* **Challenge**
Write down every entry below once more, exactly.

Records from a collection
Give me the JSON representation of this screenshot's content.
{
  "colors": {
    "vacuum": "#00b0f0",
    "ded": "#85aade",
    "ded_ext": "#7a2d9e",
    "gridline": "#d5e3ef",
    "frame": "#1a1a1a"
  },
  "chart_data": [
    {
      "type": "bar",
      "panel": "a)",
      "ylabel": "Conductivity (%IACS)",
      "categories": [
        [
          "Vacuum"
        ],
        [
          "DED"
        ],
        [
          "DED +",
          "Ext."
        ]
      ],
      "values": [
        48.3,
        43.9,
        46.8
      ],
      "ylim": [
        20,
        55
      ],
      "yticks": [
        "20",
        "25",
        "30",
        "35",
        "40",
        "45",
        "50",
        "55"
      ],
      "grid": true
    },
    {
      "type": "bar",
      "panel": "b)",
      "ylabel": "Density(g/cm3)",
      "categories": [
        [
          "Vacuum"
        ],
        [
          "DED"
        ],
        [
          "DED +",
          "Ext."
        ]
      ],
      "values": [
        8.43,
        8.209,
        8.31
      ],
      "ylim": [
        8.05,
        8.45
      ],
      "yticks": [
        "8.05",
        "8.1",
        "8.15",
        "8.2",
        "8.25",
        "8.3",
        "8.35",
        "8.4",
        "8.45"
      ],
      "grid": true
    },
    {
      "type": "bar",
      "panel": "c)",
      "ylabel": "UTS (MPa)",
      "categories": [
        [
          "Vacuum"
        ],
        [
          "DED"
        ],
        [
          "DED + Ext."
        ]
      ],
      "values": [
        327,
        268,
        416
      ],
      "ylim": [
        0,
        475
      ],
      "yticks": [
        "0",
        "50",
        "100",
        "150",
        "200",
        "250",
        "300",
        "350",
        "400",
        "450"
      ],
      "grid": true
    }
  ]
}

* **Expected answer**
Give me the JSON representation of this screenshot's content.
{
  "colors": {
    "vacuum": "#00b0f0",
    "ded": "#85aade",
    "ded_ext": "#7a2d9e",
    "gridline": "#d5e3ef",
    "frame": "#1a1a1a"
  },
  "chart_data": [
    {
      "type": "bar",
      "panel": "a)",
      "ylabel": "Conductivity (%IACS)",
      "categories": [
        [
          "Vacuum"
        ],
        [
          "DED"
        ],
        [
          "DED +",
          "Ext."
        ]
      ],
      "values": [
        48.3,
        43.9,
        46.8
      ],
      "ylim": [
        20,
        55
      ],
      "yticks": [
        "20",
        "25",
        "30",
        "35",
        "40",
        "45",
        "50",
        "55"
      ],
      "grid": true
    },
    {
      "type": "bar",
      "panel": "b)",
      "ylabel": "Density(g/cm3)",
      "categories": [
        [
          "Vacuum"
        ],
        [
          "DED"
        ],
        [
          "DED +",
          "Ext."
        ]
      ],
      "values": [
        8.43,
        8.209,
        8.31
      ],
      "ylim": [
        8.05,
        8.45
      ],
      "yticks": [
        "8.05",
        "8.1",
        "8.15",
        "8.2",
        "8.25",
        "8.3",
        "8.35",
        "8.4",
        "8.45"
      ],
      "grid": true
    },
    {
      "type": "bar",
      "panel": "c)",
      "ylabel": "UTS (MPa)",
      "categories": [
        [
          "Vacuum"
        ],
        [
          "DED"
        ],
        [
          "DED + Ext."
        ]
      ],
      "values": [
        327,
        268,
        416
      ],
      "ylim": [
        0,
        475
      ],
      "yticks": [
        "0",
        "50",
        "100",
        "150",
        "200",
        "250",
        "300",
        "350",
        "400",
        "450"
      ],
      "grid": true
    }
  ]
}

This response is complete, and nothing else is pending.